Data excerpts
○ ○ ○

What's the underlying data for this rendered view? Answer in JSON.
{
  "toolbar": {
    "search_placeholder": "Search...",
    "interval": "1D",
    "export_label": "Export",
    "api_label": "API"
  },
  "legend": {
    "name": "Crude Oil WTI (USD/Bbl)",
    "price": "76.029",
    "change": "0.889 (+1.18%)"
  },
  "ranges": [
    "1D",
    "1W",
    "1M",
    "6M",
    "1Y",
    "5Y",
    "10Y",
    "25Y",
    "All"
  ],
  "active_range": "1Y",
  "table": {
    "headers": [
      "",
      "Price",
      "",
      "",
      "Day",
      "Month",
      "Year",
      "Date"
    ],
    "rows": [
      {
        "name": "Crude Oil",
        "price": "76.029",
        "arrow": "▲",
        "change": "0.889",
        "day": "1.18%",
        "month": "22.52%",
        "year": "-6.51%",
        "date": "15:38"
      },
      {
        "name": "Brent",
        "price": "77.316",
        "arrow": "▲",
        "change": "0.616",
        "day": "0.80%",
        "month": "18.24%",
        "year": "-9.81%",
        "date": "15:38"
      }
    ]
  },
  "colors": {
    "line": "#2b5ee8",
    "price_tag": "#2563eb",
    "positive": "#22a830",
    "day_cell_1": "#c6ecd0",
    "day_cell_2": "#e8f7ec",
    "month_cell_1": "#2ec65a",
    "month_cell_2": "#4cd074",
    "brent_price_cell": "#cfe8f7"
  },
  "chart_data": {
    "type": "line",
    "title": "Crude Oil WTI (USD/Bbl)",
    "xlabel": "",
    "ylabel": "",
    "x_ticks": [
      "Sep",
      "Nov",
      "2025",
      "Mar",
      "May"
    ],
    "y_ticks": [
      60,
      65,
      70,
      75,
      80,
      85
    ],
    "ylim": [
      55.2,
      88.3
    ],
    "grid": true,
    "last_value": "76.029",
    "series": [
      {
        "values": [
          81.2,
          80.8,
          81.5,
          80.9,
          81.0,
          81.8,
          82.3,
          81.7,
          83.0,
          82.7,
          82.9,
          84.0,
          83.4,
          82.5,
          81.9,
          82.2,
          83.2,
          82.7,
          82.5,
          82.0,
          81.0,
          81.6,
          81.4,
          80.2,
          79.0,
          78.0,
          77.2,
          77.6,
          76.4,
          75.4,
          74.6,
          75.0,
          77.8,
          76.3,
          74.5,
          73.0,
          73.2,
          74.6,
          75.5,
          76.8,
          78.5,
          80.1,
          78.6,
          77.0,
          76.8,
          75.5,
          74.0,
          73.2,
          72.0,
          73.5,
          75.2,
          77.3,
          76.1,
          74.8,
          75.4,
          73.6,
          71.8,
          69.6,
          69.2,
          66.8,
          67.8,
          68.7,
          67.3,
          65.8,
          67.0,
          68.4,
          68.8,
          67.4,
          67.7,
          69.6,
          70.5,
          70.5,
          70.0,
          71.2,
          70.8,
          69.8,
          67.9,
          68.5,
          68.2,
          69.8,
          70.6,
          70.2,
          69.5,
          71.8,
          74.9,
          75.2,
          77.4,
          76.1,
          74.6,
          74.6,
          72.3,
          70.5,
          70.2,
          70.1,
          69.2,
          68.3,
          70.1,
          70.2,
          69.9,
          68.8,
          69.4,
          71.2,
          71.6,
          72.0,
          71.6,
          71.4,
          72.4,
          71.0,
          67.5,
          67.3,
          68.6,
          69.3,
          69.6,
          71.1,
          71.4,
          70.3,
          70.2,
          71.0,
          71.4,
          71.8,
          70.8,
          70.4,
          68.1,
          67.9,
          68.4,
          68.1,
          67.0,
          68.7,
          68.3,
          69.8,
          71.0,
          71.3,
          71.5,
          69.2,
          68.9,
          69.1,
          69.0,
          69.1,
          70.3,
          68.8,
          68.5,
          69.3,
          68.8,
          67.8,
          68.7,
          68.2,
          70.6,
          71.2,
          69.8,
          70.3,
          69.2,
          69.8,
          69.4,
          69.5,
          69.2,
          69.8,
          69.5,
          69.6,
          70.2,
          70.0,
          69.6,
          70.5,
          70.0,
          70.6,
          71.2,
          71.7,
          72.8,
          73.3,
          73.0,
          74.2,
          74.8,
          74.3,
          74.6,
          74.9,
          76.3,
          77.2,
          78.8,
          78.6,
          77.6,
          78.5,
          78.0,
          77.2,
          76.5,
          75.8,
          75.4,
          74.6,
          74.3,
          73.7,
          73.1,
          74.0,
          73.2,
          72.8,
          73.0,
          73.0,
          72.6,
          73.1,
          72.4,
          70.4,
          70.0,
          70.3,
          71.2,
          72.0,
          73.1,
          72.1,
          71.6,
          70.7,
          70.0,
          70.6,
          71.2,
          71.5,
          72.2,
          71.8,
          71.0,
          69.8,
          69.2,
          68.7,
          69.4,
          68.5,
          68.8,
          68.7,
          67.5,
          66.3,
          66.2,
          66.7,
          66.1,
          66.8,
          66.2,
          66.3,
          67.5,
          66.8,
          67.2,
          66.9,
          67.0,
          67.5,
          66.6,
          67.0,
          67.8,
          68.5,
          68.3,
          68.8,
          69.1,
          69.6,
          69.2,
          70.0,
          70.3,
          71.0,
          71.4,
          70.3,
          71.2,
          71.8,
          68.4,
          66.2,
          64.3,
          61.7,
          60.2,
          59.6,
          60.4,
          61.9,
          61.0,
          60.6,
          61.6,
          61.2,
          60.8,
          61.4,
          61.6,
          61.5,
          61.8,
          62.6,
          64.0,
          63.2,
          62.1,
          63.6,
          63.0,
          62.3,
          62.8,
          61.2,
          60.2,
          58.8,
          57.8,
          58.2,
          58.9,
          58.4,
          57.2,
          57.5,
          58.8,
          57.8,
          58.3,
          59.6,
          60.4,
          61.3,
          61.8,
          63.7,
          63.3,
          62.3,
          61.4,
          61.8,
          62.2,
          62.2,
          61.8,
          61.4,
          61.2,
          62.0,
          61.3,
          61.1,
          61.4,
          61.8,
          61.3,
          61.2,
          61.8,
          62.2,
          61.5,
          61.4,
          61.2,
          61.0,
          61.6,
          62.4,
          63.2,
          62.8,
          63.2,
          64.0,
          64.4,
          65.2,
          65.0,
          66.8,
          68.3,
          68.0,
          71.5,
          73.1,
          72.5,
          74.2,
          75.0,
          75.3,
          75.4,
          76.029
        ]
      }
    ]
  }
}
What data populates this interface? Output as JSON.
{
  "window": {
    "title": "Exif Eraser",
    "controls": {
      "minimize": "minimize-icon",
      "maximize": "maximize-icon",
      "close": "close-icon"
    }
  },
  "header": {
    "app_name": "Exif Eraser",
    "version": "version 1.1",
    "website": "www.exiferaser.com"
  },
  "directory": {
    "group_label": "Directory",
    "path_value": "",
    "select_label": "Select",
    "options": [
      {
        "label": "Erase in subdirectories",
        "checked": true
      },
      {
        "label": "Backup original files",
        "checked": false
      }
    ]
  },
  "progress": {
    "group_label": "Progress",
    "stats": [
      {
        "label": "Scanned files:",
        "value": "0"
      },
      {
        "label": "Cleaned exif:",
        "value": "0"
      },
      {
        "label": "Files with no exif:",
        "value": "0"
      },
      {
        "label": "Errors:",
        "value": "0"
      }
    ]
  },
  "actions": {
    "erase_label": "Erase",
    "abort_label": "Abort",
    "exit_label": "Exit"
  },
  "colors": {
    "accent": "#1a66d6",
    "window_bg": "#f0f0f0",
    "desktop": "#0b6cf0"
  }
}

○ ○ ○

Produce an exact repeat of the lines from the one containing "What data populates" through the last line of the data, and nothing more.

What data populates this interface? Output as JSON.
{
  "window": {
    "title": "Exif Eraser",
    "controls": {
      "minimize": "minimize-icon",
      "maximize": "maximize-icon",
      "close": "close-icon"
    }
  },
  "header": {
    "app_name": "Exif Eraser",
    "version": "version 1.1",
    "website": "www.exiferaser.com"
  },
  "directory": {
    "group_label": "Directory",
    "path_value": "",
    "select_label": "Select",
    "options": [
      {
        "label": "Erase in subdirectories",
        "checked": true
      },
      {
        "label": "Backup original files",
        "checked": false
      }
    ]
  },
  "progress": {
    "group_label": "Progress",
    "stats": [
      {
        "label": "Scanned files:",
        "value": "0"
      },
      {
        "label": "Cleaned exif:",
        "value": "0"
      },
      {
        "label": "Files with no exif:",
        "value": "0"
      },
      {
        "label": "Errors:",
        "value": "0"
      }
    ]
  },
  "actions": {
    "erase_label": "Erase",
    "abort_label": "Abort",
    "exit_label": "Exit"
  },
  "colors": {
    "accent": "#1a66d6",
    "window_bg": "#f0f0f0",
    "desktop": "#0b6cf0"
  }
}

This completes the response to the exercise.